- [DATA FOR THIS EXERCISE]:
━━━━━━━━━━━━━━━━

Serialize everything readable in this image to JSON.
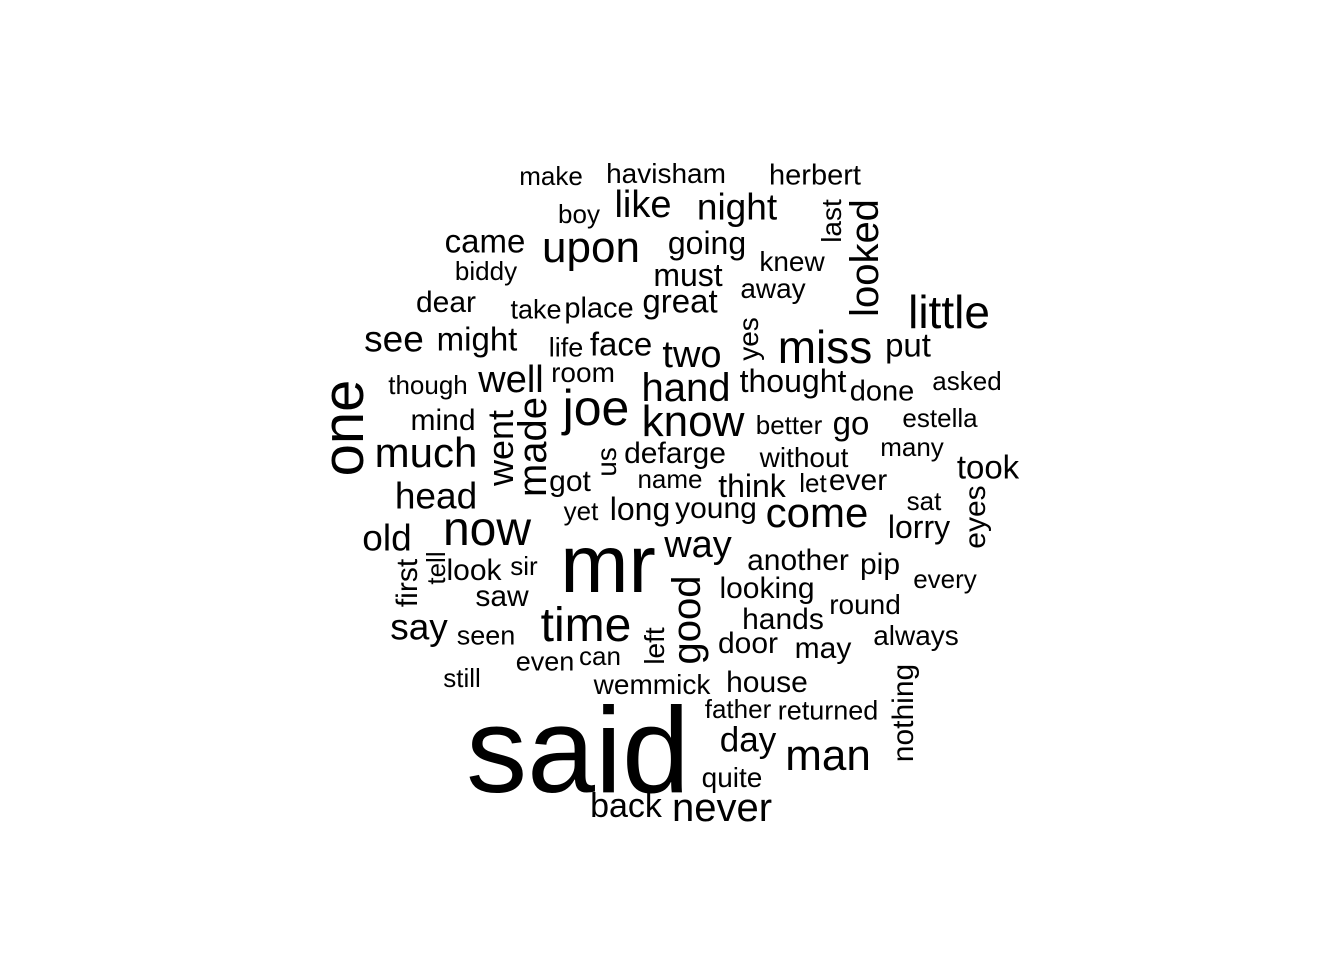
{
  "wordcloud": {
    "text_color": "#000000",
    "background_color": "#ffffff",
    "words": [
      {
        "text": "said",
        "weight": 100,
        "vertical": false
      },
      {
        "text": "mr",
        "weight": 68,
        "vertical": false
      },
      {
        "text": "one",
        "weight": 49,
        "vertical": true
      },
      {
        "text": "joe",
        "weight": 42,
        "vertical": false
      },
      {
        "text": "now",
        "weight": 40,
        "vertical": false
      },
      {
        "text": "time",
        "weight": 40,
        "vertical": false
      },
      {
        "text": "little",
        "weight": 38,
        "vertical": false
      },
      {
        "text": "miss",
        "weight": 38,
        "vertical": false
      },
      {
        "text": "know",
        "weight": 37,
        "vertical": false
      },
      {
        "text": "upon",
        "weight": 37,
        "vertical": false
      },
      {
        "text": "man",
        "weight": 37,
        "vertical": false
      },
      {
        "text": "much",
        "weight": 36,
        "vertical": false
      },
      {
        "text": "come",
        "weight": 36,
        "vertical": false
      },
      {
        "text": "hand",
        "weight": 34,
        "vertical": false
      },
      {
        "text": "made",
        "weight": 34,
        "vertical": true
      },
      {
        "text": "looked",
        "weight": 34,
        "vertical": true
      },
      {
        "text": "good",
        "weight": 34,
        "vertical": true
      },
      {
        "text": "never",
        "weight": 34,
        "vertical": false
      },
      {
        "text": "well",
        "weight": 32,
        "vertical": false
      },
      {
        "text": "way",
        "weight": 32,
        "vertical": false
      },
      {
        "text": "two",
        "weight": 32,
        "vertical": false
      },
      {
        "text": "like",
        "weight": 32,
        "vertical": false
      },
      {
        "text": "head",
        "weight": 31,
        "vertical": false
      },
      {
        "text": "old",
        "weight": 31,
        "vertical": false
      },
      {
        "text": "see",
        "weight": 31,
        "vertical": false
      },
      {
        "text": "say",
        "weight": 31,
        "vertical": false
      },
      {
        "text": "night",
        "weight": 31,
        "vertical": false
      },
      {
        "text": "went",
        "weight": 30,
        "vertical": true
      },
      {
        "text": "day",
        "weight": 30,
        "vertical": false
      },
      {
        "text": "back",
        "weight": 29,
        "vertical": false
      },
      {
        "text": "came",
        "weight": 28,
        "vertical": false
      },
      {
        "text": "might",
        "weight": 28,
        "vertical": false
      },
      {
        "text": "face",
        "weight": 28,
        "vertical": false
      },
      {
        "text": "great",
        "weight": 28,
        "vertical": false
      },
      {
        "text": "put",
        "weight": 28,
        "vertical": false
      },
      {
        "text": "took",
        "weight": 28,
        "vertical": false
      },
      {
        "text": "go",
        "weight": 28,
        "vertical": false
      },
      {
        "text": "long",
        "weight": 28,
        "vertical": false
      },
      {
        "text": "think",
        "weight": 27,
        "vertical": false
      },
      {
        "text": "thought",
        "weight": 27,
        "vertical": false
      },
      {
        "text": "going",
        "weight": 27,
        "vertical": false
      },
      {
        "text": "must",
        "weight": 27,
        "vertical": false
      },
      {
        "text": "lorry",
        "weight": 27,
        "vertical": false
      },
      {
        "text": "defarge",
        "weight": 26,
        "vertical": false
      },
      {
        "text": "looking",
        "weight": 26,
        "vertical": false
      },
      {
        "text": "nothing",
        "weight": 26,
        "vertical": true
      },
      {
        "text": "dear",
        "weight": 26,
        "vertical": false
      },
      {
        "text": "mind",
        "weight": 26,
        "vertical": false
      },
      {
        "text": "another",
        "weight": 26,
        "vertical": false
      },
      {
        "text": "pip",
        "weight": 26,
        "vertical": false
      },
      {
        "text": "young",
        "weight": 26,
        "vertical": false
      },
      {
        "text": "house",
        "weight": 26,
        "vertical": false
      },
      {
        "text": "saw",
        "weight": 26,
        "vertical": false
      },
      {
        "text": "look",
        "weight": 26,
        "vertical": false
      },
      {
        "text": "got",
        "weight": 26,
        "vertical": false
      },
      {
        "text": "hands",
        "weight": 26,
        "vertical": false
      },
      {
        "text": "door",
        "weight": 26,
        "vertical": false
      },
      {
        "text": "may",
        "weight": 26,
        "vertical": false
      },
      {
        "text": "first",
        "weight": 26,
        "vertical": true
      },
      {
        "text": "eyes",
        "weight": 26,
        "vertical": true
      },
      {
        "text": "ever",
        "weight": 26,
        "vertical": false
      },
      {
        "text": "place",
        "weight": 25,
        "vertical": false
      },
      {
        "text": "done",
        "weight": 25,
        "vertical": false
      },
      {
        "text": "herbert",
        "weight": 25,
        "vertical": false
      },
      {
        "text": "havisham",
        "weight": 24,
        "vertical": false
      },
      {
        "text": "room",
        "weight": 24,
        "vertical": false
      },
      {
        "text": "left",
        "weight": 24,
        "vertical": true
      },
      {
        "text": "last",
        "weight": 24,
        "vertical": true
      },
      {
        "text": "us",
        "weight": 24,
        "vertical": true
      },
      {
        "text": "yes",
        "weight": 24,
        "vertical": true
      },
      {
        "text": "without",
        "weight": 24,
        "vertical": false
      },
      {
        "text": "knew",
        "weight": 24,
        "vertical": false
      },
      {
        "text": "away",
        "weight": 24,
        "vertical": false
      },
      {
        "text": "round",
        "weight": 24,
        "vertical": false
      },
      {
        "text": "always",
        "weight": 24,
        "vertical": false
      },
      {
        "text": "quite",
        "weight": 24,
        "vertical": false
      },
      {
        "text": "wemmick",
        "weight": 24,
        "vertical": false
      },
      {
        "text": "returned",
        "weight": 24,
        "vertical": false
      },
      {
        "text": "life",
        "weight": 24,
        "vertical": false
      },
      {
        "text": "take",
        "weight": 24,
        "vertical": false
      },
      {
        "text": "even",
        "weight": 24,
        "vertical": false
      },
      {
        "text": "seen",
        "weight": 24,
        "vertical": false
      },
      {
        "text": "asked",
        "weight": 23,
        "vertical": false
      },
      {
        "text": "estella",
        "weight": 23,
        "vertical": false
      },
      {
        "text": "better",
        "weight": 23,
        "vertical": false
      },
      {
        "text": "make",
        "weight": 23,
        "vertical": false
      },
      {
        "text": "boy",
        "weight": 23,
        "vertical": false
      },
      {
        "text": "biddy",
        "weight": 23,
        "vertical": false
      },
      {
        "text": "though",
        "weight": 23,
        "vertical": false
      },
      {
        "text": "many",
        "weight": 23,
        "vertical": false
      },
      {
        "text": "let",
        "weight": 23,
        "vertical": false
      },
      {
        "text": "name",
        "weight": 23,
        "vertical": false
      },
      {
        "text": "yet",
        "weight": 23,
        "vertical": false
      },
      {
        "text": "sir",
        "weight": 23,
        "vertical": false
      },
      {
        "text": "tell",
        "weight": 23,
        "vertical": true
      },
      {
        "text": "sat",
        "weight": 23,
        "vertical": false
      },
      {
        "text": "every",
        "weight": 23,
        "vertical": false
      },
      {
        "text": "can",
        "weight": 23,
        "vertical": false
      },
      {
        "text": "still",
        "weight": 23,
        "vertical": false
      },
      {
        "text": "father",
        "weight": 23,
        "vertical": false
      }
    ]
  }
}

━━━━━━━━━━━━━━━━

- [WHAT YOU NEED TO DO]:
Copy all the records above exactly, but leave out the pictures.

- [TASK SOLUTION]:
Serialize everything readable in this image to JSON.
{
  "wordcloud": {
    "text_color": "#000000",
    "background_color": "#ffffff",
    "words": [
      {
        "text": "said",
        "weight": 100,
        "vertical": false
      },
      {
        "text": "mr",
        "weight": 68,
        "vertical": false
      },
      {
        "text": "one",
        "weight": 49,
        "vertical": true
      },
      {
        "text": "joe",
        "weight": 42,
        "vertical": false
      },
      {
        "text": "now",
        "weight": 40,
        "vertical": false
      },
      {
        "text": "time",
        "weight": 40,
        "vertical": false
      },
      {
        "text": "little",
        "weight": 38,
        "vertical": false
      },
      {
        "text": "miss",
        "weight": 38,
        "vertical": false
      },
      {
        "text": "know",
        "weight": 37,
        "vertical": false
      },
      {
        "text": "upon",
        "weight": 37,
        "vertical": false
      },
      {
        "text": "man",
        "weight": 37,
        "vertical": false
      },
      {
        "text": "much",
        "weight": 36,
        "vertical": false
      },
      {
        "text": "come",
        "weight": 36,
        "vertical": false
      },
      {
        "text": "hand",
        "weight": 34,
        "vertical": false
      },
      {
        "text": "made",
        "weight": 34,
        "vertical": true
      },
      {
        "text": "looked",
        "weight": 34,
        "vertical": true
      },
      {
        "text": "good",
        "weight": 34,
        "vertical": true
      },
      {
        "text": "never",
        "weight": 34,
        "vertical": false
      },
      {
        "text": "well",
        "weight": 32,
        "vertical": false
      },
      {
        "text": "way",
        "weight": 32,
        "vertical": false
      },
      {
        "text": "two",
        "weight": 32,
        "vertical": false
      },
      {
        "text": "like",
        "weight": 32,
        "vertical": false
      },
      {
        "text": "head",
        "weight": 31,
        "vertical": false
      },
      {
        "text": "old",
        "weight": 31,
        "vertical": false
      },
      {
        "text": "see",
        "weight": 31,
        "vertical": false
      },
      {
        "text": "say",
        "weight": 31,
        "vertical": false
      },
      {
        "text": "night",
        "weight": 31,
        "vertical": false
      },
      {
        "text": "went",
        "weight": 30,
        "vertical": true
      },
      {
        "text": "day",
        "weight": 30,
        "vertical": false
      },
      {
        "text": "back",
        "weight": 29,
        "vertical": false
      },
      {
        "text": "came",
        "weight": 28,
        "vertical": false
      },
      {
        "text": "might",
        "weight": 28,
        "vertical": false
      },
      {
        "text": "face",
        "weight": 28,
        "vertical": false
      },
      {
        "text": "great",
        "weight": 28,
        "vertical": false
      },
      {
        "text": "put",
        "weight": 28,
        "vertical": false
      },
      {
        "text": "took",
        "weight": 28,
        "vertical": false
      },
      {
        "text": "go",
        "weight": 28,
        "vertical": false
      },
      {
        "text": "long",
        "weight": 28,
        "vertical": false
      },
      {
        "text": "think",
        "weight": 27,
        "vertical": false
      },
      {
        "text": "thought",
        "weight": 27,
        "vertical": false
      },
      {
        "text": "going",
        "weight": 27,
        "vertical": false
      },
      {
        "text": "must",
        "weight": 27,
        "vertical": false
      },
      {
        "text": "lorry",
        "weight": 27,
        "vertical": false
      },
      {
        "text": "defarge",
        "weight": 26,
        "vertical": false
      },
      {
        "text": "looking",
        "weight": 26,
        "vertical": false
      },
      {
        "text": "nothing",
        "weight": 26,
        "vertical": true
      },
      {
        "text": "dear",
        "weight": 26,
        "vertical": false
      },
      {
        "text": "mind",
        "weight": 26,
        "vertical": false
      },
      {
        "text": "another",
        "weight": 26,
        "vertical": false
      },
      {
        "text": "pip",
        "weight": 26,
        "vertical": false
      },
      {
        "text": "young",
        "weight": 26,
        "vertical": false
      },
      {
        "text": "house",
        "weight": 26,
        "vertical": false
      },
      {
        "text": "saw",
        "weight": 26,
        "vertical": false
      },
      {
        "text": "look",
        "weight": 26,
        "vertical": false
      },
      {
        "text": "got",
        "weight": 26,
        "vertical": false
      },
      {
        "text": "hands",
        "weight": 26,
        "vertical": false
      },
      {
        "text": "door",
        "weight": 26,
        "vertical": false
      },
      {
        "text": "may",
        "weight": 26,
        "vertical": false
      },
      {
        "text": "first",
        "weight": 26,
        "vertical": true
      },
      {
        "text": "eyes",
        "weight": 26,
        "vertical": true
      },
      {
        "text": "ever",
        "weight": 26,
        "vertical": false
      },
      {
        "text": "place",
        "weight": 25,
        "vertical": false
      },
      {
        "text": "done",
        "weight": 25,
        "vertical": false
      },
      {
        "text": "herbert",
        "weight": 25,
        "vertical": false
      },
      {
        "text": "havisham",
        "weight": 24,
        "vertical": false
      },
      {
        "text": "room",
        "weight": 24,
        "vertical": false
      },
      {
        "text": "left",
        "weight": 24,
        "vertical": true
      },
      {
        "text": "last",
        "weight": 24,
        "vertical": true
      },
      {
        "text": "us",
        "weight": 24,
        "vertical": true
      },
      {
        "text": "yes",
        "weight": 24,
        "vertical": true
      },
      {
        "text": "without",
        "weight": 24,
        "vertical": false
      },
      {
        "text": "knew",
        "weight": 24,
        "vertical": false
      },
      {
        "text": "away",
        "weight": 24,
        "vertical": false
      },
      {
        "text": "round",
        "weight": 24,
        "vertical": false
      },
      {
        "text": "always",
        "weight": 24,
        "vertical": false
      },
      {
        "text": "quite",
        "weight": 24,
        "vertical": false
      },
      {
        "text": "wemmick",
        "weight": 24,
        "vertical": false
      },
      {
        "text": "returned",
        "weight": 24,
        "vertical": false
      },
      {
        "text": "life",
        "weight": 24,
        "vertical": false
      },
      {
        "text": "take",
        "weight": 24,
        "vertical": false
      },
      {
        "text": "even",
        "weight": 24,
        "vertical": false
      },
      {
        "text": "seen",
        "weight": 24,
        "vertical": false
      },
      {
        "text": "asked",
        "weight": 23,
        "vertical": false
      },
      {
        "text": "estella",
        "weight": 23,
        "vertical": false
      },
      {
        "text": "better",
        "weight": 23,
        "vertical": false
      },
      {
        "text": "make",
        "weight": 23,
        "vertical": false
      },
      {
        "text": "boy",
        "weight": 23,
        "vertical": false
      },
      {
        "text": "biddy",
        "weight": 23,
        "vertical": false
      },
      {
        "text": "though",
        "weight": 23,
        "vertical": false
      },
      {
        "text": "many",
        "weight": 23,
        "vertical": false
      },
      {
        "text": "let",
        "weight": 23,
        "vertical": false
      },
      {
        "text": "name",
        "weight": 23,
        "vertical": false
      },
      {
        "text": "yet",
        "weight": 23,
        "vertical": false
      },
      {
        "text": "sir",
        "weight": 23,
        "vertical": false
      },
      {
        "text": "tell",
        "weight": 23,
        "vertical": true
      },
      {
        "text": "sat",
        "weight": 23,
        "vertical": false
      },
      {
        "text": "every",
        "weight": 23,
        "vertical": false
      },
      {
        "text": "can",
        "weight": 23,
        "vertical": false
      },
      {
        "text": "still",
        "weight": 23,
        "vertical": false
      },
      {
        "text": "father",
        "weight": 23,
        "vertical": false
      }
    ]
  }
}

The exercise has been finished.